Exercise
Transcribe each of the records below exactly, excluding all pictures.

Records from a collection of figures
════════

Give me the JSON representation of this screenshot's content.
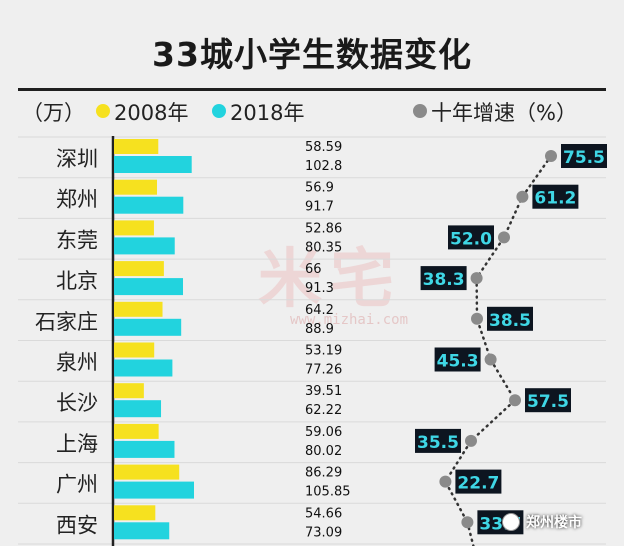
{
  "title": "33城小学生数据变化",
  "legend": {
    "unit": "（万）",
    "series_2008": "2008年",
    "series_2018": "2018年",
    "growth": "十年增速（%）"
  },
  "colors": {
    "bar_2008": "#f6e11f",
    "bar_2018": "#22d3de",
    "growth_dot": "#8a8a8a",
    "growth_label_bg": "#0d1520",
    "growth_label_text": "#3fd7e6"
  },
  "watermark": {
    "text": "米宅",
    "url": "www.mizhai.com"
  },
  "brand": "郑州楼市",
  "chart_data": {
    "type": "bar",
    "categories": [
      "深圳",
      "郑州",
      "东莞",
      "北京",
      "石家庄",
      "泉州",
      "长沙",
      "上海",
      "广州",
      "西安"
    ],
    "series": [
      {
        "name": "2008年",
        "values": [
          58.59,
          56.9,
          52.86,
          66,
          64.2,
          53.19,
          39.51,
          59.06,
          86.29,
          54.66
        ]
      },
      {
        "name": "2018年",
        "values": [
          102.8,
          91.7,
          80.35,
          91.3,
          88.9,
          77.26,
          62.22,
          80.02,
          105.85,
          73.09
        ]
      }
    ],
    "value_labels_2008": [
      "58.59",
      "56.9",
      "52.86",
      "66",
      "64.2",
      "53.19",
      "39.51",
      "59.06",
      "86.29",
      "54.66"
    ],
    "value_labels_2018": [
      "102.8",
      "91.7",
      "80.35",
      "91.3",
      "88.9",
      "77.26",
      "62.22",
      "80.02",
      "105.85",
      "73.09"
    ],
    "growth": {
      "name": "十年增速（%）",
      "values": [
        75.5,
        61.2,
        52.0,
        38.3,
        38.5,
        45.3,
        57.5,
        35.5,
        22.7,
        33.7
      ],
      "labels": [
        "75.5",
        "61.2",
        "52.0",
        "38.3",
        "38.5",
        "45.3",
        "57.5",
        "35.5",
        "22.7",
        "33.7"
      ],
      "label_side": [
        "right",
        "right",
        "left",
        "left",
        "right",
        "left",
        "right",
        "left",
        "right",
        "right"
      ]
    },
    "bar_xlim": [
      0,
      110
    ],
    "growth_xlim": [
      0,
      80
    ],
    "orientation": "horizontal",
    "legend_position": "top"
  }
}
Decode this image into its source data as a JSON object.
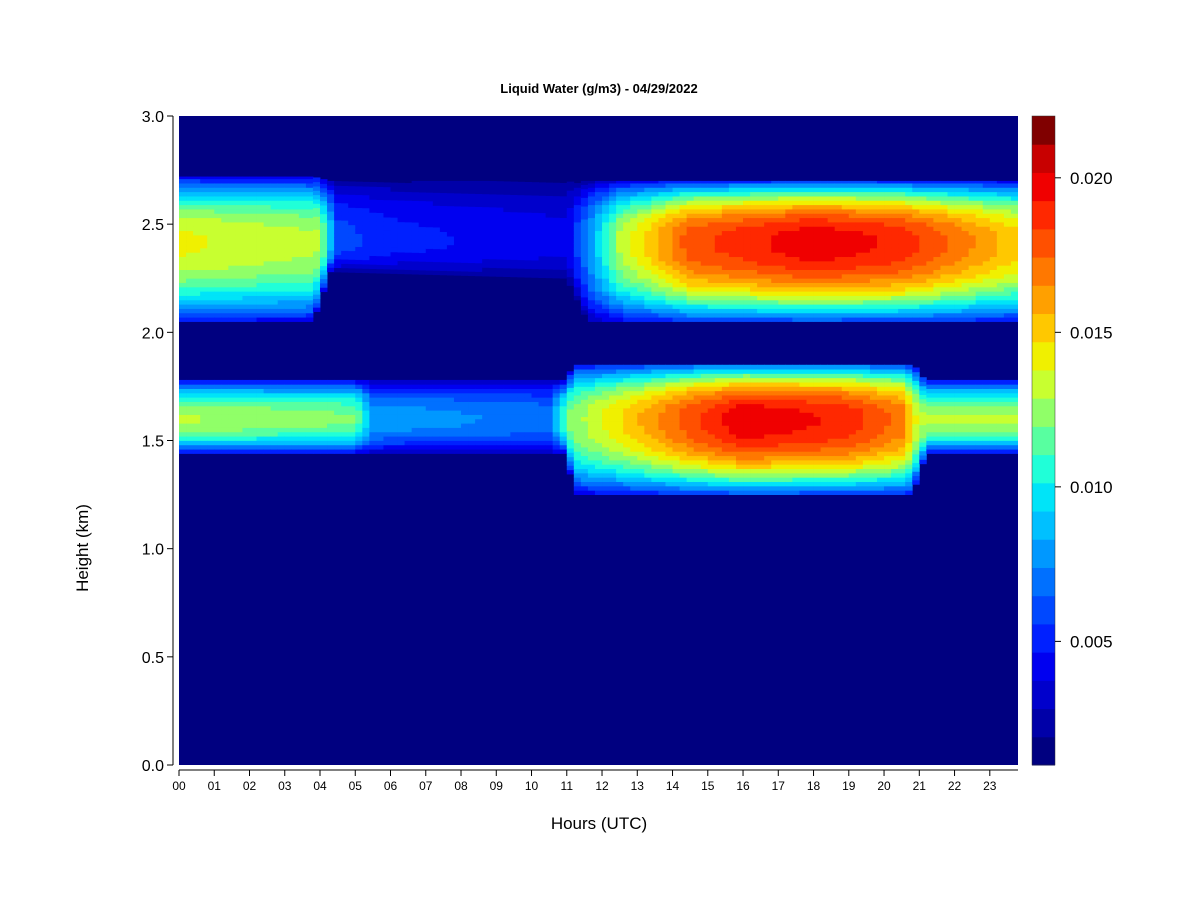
{
  "chart_data": {
    "type": "heatmap",
    "title": "Liquid Water (g/m3) - 04/29/2022",
    "xlabel": "Hours (UTC)",
    "ylabel": "Height (km)",
    "xlim": [
      0,
      23.8
    ],
    "ylim": [
      0,
      3.0
    ],
    "x_ticks": [
      "00",
      "01",
      "02",
      "03",
      "04",
      "05",
      "06",
      "07",
      "08",
      "09",
      "10",
      "11",
      "12",
      "13",
      "14",
      "15",
      "16",
      "17",
      "18",
      "19",
      "20",
      "21",
      "22",
      "23"
    ],
    "y_ticks": [
      "0.0",
      "0.5",
      "1.0",
      "1.5",
      "2.0",
      "2.5",
      "3.0"
    ],
    "colorbar": {
      "min": 0.001,
      "max": 0.022,
      "ticks": [
        "0.005",
        "0.010",
        "0.015",
        "0.020"
      ],
      "tick_values": [
        0.005,
        0.01,
        0.015,
        0.02
      ],
      "colors": [
        "#000080",
        "#0000a8",
        "#0000cc",
        "#0000f0",
        "#0020ff",
        "#0048ff",
        "#0070ff",
        "#0098ff",
        "#00c0ff",
        "#00e4f8",
        "#20ffd8",
        "#58ffa0",
        "#90ff68",
        "#c8ff30",
        "#f0f000",
        "#ffc800",
        "#ffa000",
        "#ff7800",
        "#ff5000",
        "#ff2800",
        "#f00000",
        "#c80000",
        "#800000"
      ]
    },
    "background_value": 0.001,
    "cloud_layers": [
      {
        "name": "upper",
        "bottom_km": 2.05,
        "top_km": 2.72,
        "peak_km": 2.42,
        "time_profile": [
          [
            0,
            0.014
          ],
          [
            4,
            0.013
          ],
          [
            4.5,
            0.006
          ],
          [
            6,
            0.005
          ],
          [
            11,
            0.004
          ],
          [
            12.5,
            0.013
          ],
          [
            14.5,
            0.018
          ],
          [
            18,
            0.02
          ],
          [
            20.5,
            0.019
          ],
          [
            23.8,
            0.015
          ]
        ],
        "depth_profile": [
          [
            0,
            2.05,
            2.72
          ],
          [
            3.8,
            2.05,
            2.72
          ],
          [
            4.3,
            2.28,
            2.7
          ],
          [
            11,
            2.25,
            2.7
          ],
          [
            11.6,
            2.05,
            2.7
          ],
          [
            23.8,
            2.05,
            2.7
          ]
        ]
      },
      {
        "name": "lower",
        "bottom_km": 1.42,
        "top_km": 1.8,
        "peak_km": 1.6,
        "time_profile": [
          [
            0,
            0.013
          ],
          [
            5,
            0.012
          ],
          [
            5.5,
            0.008
          ],
          [
            10.5,
            0.007
          ],
          [
            11,
            0.012
          ],
          [
            12.7,
            0.015
          ],
          [
            14.5,
            0.018
          ],
          [
            16,
            0.02
          ],
          [
            19,
            0.019
          ],
          [
            20.5,
            0.017
          ],
          [
            21,
            0.013
          ],
          [
            23.8,
            0.013
          ]
        ],
        "depth_profile": [
          [
            0,
            1.44,
            1.78
          ],
          [
            11,
            1.44,
            1.78
          ],
          [
            11.2,
            1.25,
            1.86
          ],
          [
            20.8,
            1.25,
            1.86
          ],
          [
            21.2,
            1.44,
            1.78
          ],
          [
            23.8,
            1.44,
            1.78
          ]
        ]
      }
    ],
    "grid": false,
    "legend": "colorbar-right"
  }
}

════════

Solution
Give me the JSON representation of this screenshot's content.
{
  "title": "33城小学生数据变化",
  "legend": {
    "unit": "（万）",
    "series_2008": "2008年",
    "series_2018": "2018年",
    "growth": "十年增速（%）"
  },
  "colors": {
    "bar_2008": "#f6e11f",
    "bar_2018": "#22d3de",
    "growth_dot": "#8a8a8a",
    "growth_label_bg": "#0d1520",
    "growth_label_text": "#3fd7e6"
  },
  "watermark": {
    "text": "米宅",
    "url": "www.mizhai.com"
  },
  "brand": "郑州楼市",
  "chart_data": {
    "type": "bar",
    "categories": [
      "深圳",
      "郑州",
      "东莞",
      "北京",
      "石家庄",
      "泉州",
      "长沙",
      "上海",
      "广州",
      "西安"
    ],
    "series": [
      {
        "name": "2008年",
        "values": [
          58.59,
          56.9,
          52.86,
          66,
          64.2,
          53.19,
          39.51,
          59.06,
          86.29,
          54.66
        ]
      },
      {
        "name": "2018年",
        "values": [
          102.8,
          91.7,
          80.35,
          91.3,
          88.9,
          77.26,
          62.22,
          80.02,
          105.85,
          73.09
        ]
      }
    ],
    "value_labels_2008": [
      "58.59",
      "56.9",
      "52.86",
      "66",
      "64.2",
      "53.19",
      "39.51",
      "59.06",
      "86.29",
      "54.66"
    ],
    "value_labels_2018": [
      "102.8",
      "91.7",
      "80.35",
      "91.3",
      "88.9",
      "77.26",
      "62.22",
      "80.02",
      "105.85",
      "73.09"
    ],
    "growth": {
      "name": "十年增速（%）",
      "values": [
        75.5,
        61.2,
        52.0,
        38.3,
        38.5,
        45.3,
        57.5,
        35.5,
        22.7,
        33.7
      ],
      "labels": [
        "75.5",
        "61.2",
        "52.0",
        "38.3",
        "38.5",
        "45.3",
        "57.5",
        "35.5",
        "22.7",
        "33.7"
      ],
      "label_side": [
        "right",
        "right",
        "left",
        "left",
        "right",
        "left",
        "right",
        "left",
        "right",
        "right"
      ]
    },
    "bar_xlim": [
      0,
      110
    ],
    "growth_xlim": [
      0,
      80
    ],
    "orientation": "horizontal",
    "legend_position": "top"
  }
}
Decode this image into its source data as a JSON object.
{
  "chart_data": {
    "type": "heatmap",
    "title": "Liquid Water (g/m3) - 04/29/2022",
    "xlabel": "Hours (UTC)",
    "ylabel": "Height (km)",
    "xlim": [
      0,
      23.8
    ],
    "ylim": [
      0,
      3.0
    ],
    "x_ticks": [
      "00",
      "01",
      "02",
      "03",
      "04",
      "05",
      "06",
      "07",
      "08",
      "09",
      "10",
      "11",
      "12",
      "13",
      "14",
      "15",
      "16",
      "17",
      "18",
      "19",
      "20",
      "21",
      "22",
      "23"
    ],
    "y_ticks": [
      "0.0",
      "0.5",
      "1.0",
      "1.5",
      "2.0",
      "2.5",
      "3.0"
    ],
    "colorbar": {
      "min": 0.001,
      "max": 0.022,
      "ticks": [
        "0.005",
        "0.010",
        "0.015",
        "0.020"
      ],
      "tick_values": [
        0.005,
        0.01,
        0.015,
        0.02
      ],
      "colors": [
        "#000080",
        "#0000a8",
        "#0000cc",
        "#0000f0",
        "#0020ff",
        "#0048ff",
        "#0070ff",
        "#0098ff",
        "#00c0ff",
        "#00e4f8",
        "#20ffd8",
        "#58ffa0",
        "#90ff68",
        "#c8ff30",
        "#f0f000",
        "#ffc800",
        "#ffa000",
        "#ff7800",
        "#ff5000",
        "#ff2800",
        "#f00000",
        "#c80000",
        "#800000"
      ]
    },
    "background_value": 0.001,
    "cloud_layers": [
      {
        "name": "upper",
        "bottom_km": 2.05,
        "top_km": 2.72,
        "peak_km": 2.42,
        "time_profile": [
          [
            0,
            0.014
          ],
          [
            4,
            0.013
          ],
          [
            4.5,
            0.006
          ],
          [
            6,
            0.005
          ],
          [
            11,
            0.004
          ],
          [
            12.5,
            0.013
          ],
          [
            14.5,
            0.018
          ],
          [
            18,
            0.02
          ],
          [
            20.5,
            0.019
          ],
          [
            23.8,
            0.015
          ]
        ],
        "depth_profile": [
          [
            0,
            2.05,
            2.72
          ],
          [
            3.8,
            2.05,
            2.72
          ],
          [
            4.3,
            2.28,
            2.7
          ],
          [
            11,
            2.25,
            2.7
          ],
          [
            11.6,
            2.05,
            2.7
          ],
          [
            23.8,
            2.05,
            2.7
          ]
        ]
      },
      {
        "name": "lower",
        "bottom_km": 1.42,
        "top_km": 1.8,
        "peak_km": 1.6,
        "time_profile": [
          [
            0,
            0.013
          ],
          [
            5,
            0.012
          ],
          [
            5.5,
            0.008
          ],
          [
            10.5,
            0.007
          ],
          [
            11,
            0.012
          ],
          [
            12.7,
            0.015
          ],
          [
            14.5,
            0.018
          ],
          [
            16,
            0.02
          ],
          [
            19,
            0.019
          ],
          [
            20.5,
            0.017
          ],
          [
            21,
            0.013
          ],
          [
            23.8,
            0.013
          ]
        ],
        "depth_profile": [
          [
            0,
            1.44,
            1.78
          ],
          [
            11,
            1.44,
            1.78
          ],
          [
            11.2,
            1.25,
            1.86
          ],
          [
            20.8,
            1.25,
            1.86
          ],
          [
            21.2,
            1.44,
            1.78
          ],
          [
            23.8,
            1.44,
            1.78
          ]
        ]
      }
    ],
    "grid": false,
    "legend": "colorbar-right"
  }
}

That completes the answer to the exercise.